§ Brief
Spot each line that carries the word "screenshot"; copy those lines.

═════ Input data

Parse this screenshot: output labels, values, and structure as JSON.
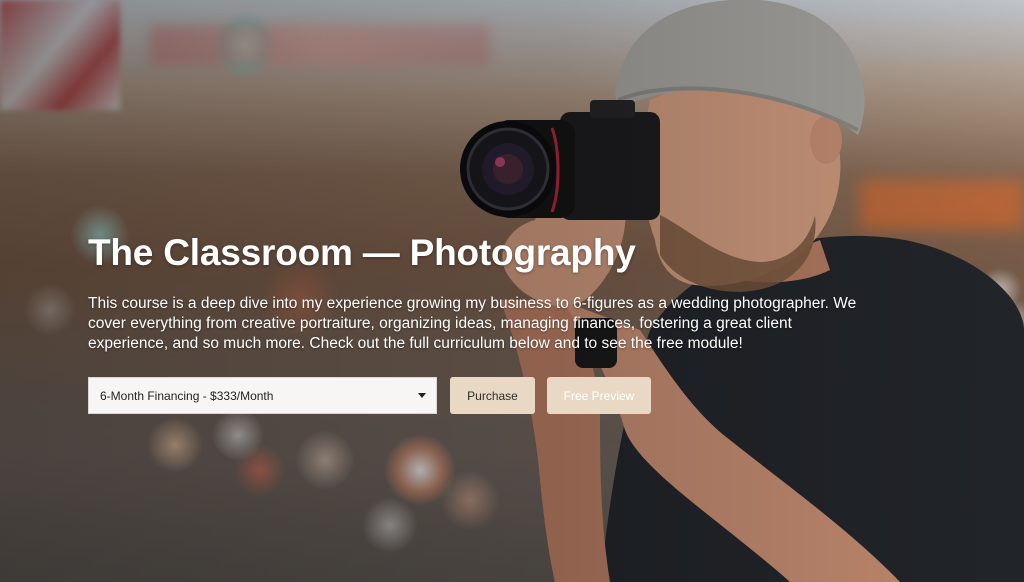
{
  "hero": {
    "title": "The Classroom — Photography",
    "description": "This course is a deep dive into my experience growing my business to 6-figures as a wedding photographer. We cover everything from creative portraiture, organizing ideas, managing finances, fostering a great client experience, and so much more. Check out the full curriculum below and to see the free module!"
  },
  "purchase_form": {
    "plan_select": {
      "selected": "6-Month Financing - $333/Month"
    },
    "purchase_label": "Purchase",
    "preview_label": "Free Preview"
  },
  "colors": {
    "button_bg": "#e9d9c4",
    "select_bg": "#f7f6f5",
    "title_text": "#ffffff"
  }
}
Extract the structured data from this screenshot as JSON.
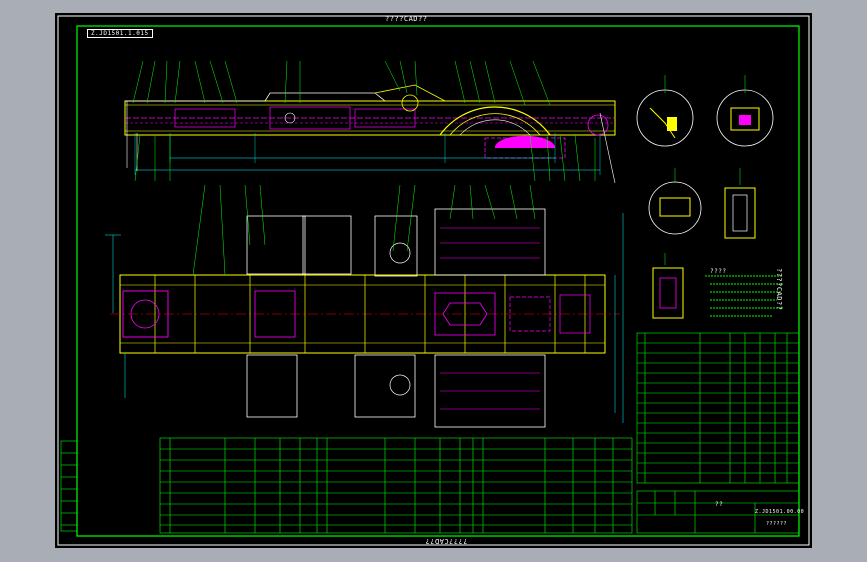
{
  "sheet": {
    "top_title": "????CAD??",
    "bottom_title": "????CAD??",
    "side_title": "????CAD??",
    "sheet_code": "Z.JD1501.1.015",
    "section_title": "????",
    "title_block": {
      "name": "??",
      "drawing_no": "Z.JD1501.00.00",
      "scale": "??????"
    }
  },
  "colors": {
    "background": "#000000",
    "frame": "#00ff00",
    "outline": "#ffff00",
    "hidden": "#ff00ff",
    "centerline": "#ff0000",
    "dimension": "#00ffff",
    "text": "#ffffff",
    "viewer_bg": "#a9adb6"
  }
}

══════════

§ Written answer
Parse this screenshot: output labels, values, and structure as JSON.
Extract the structured data from this screenshot as JSON.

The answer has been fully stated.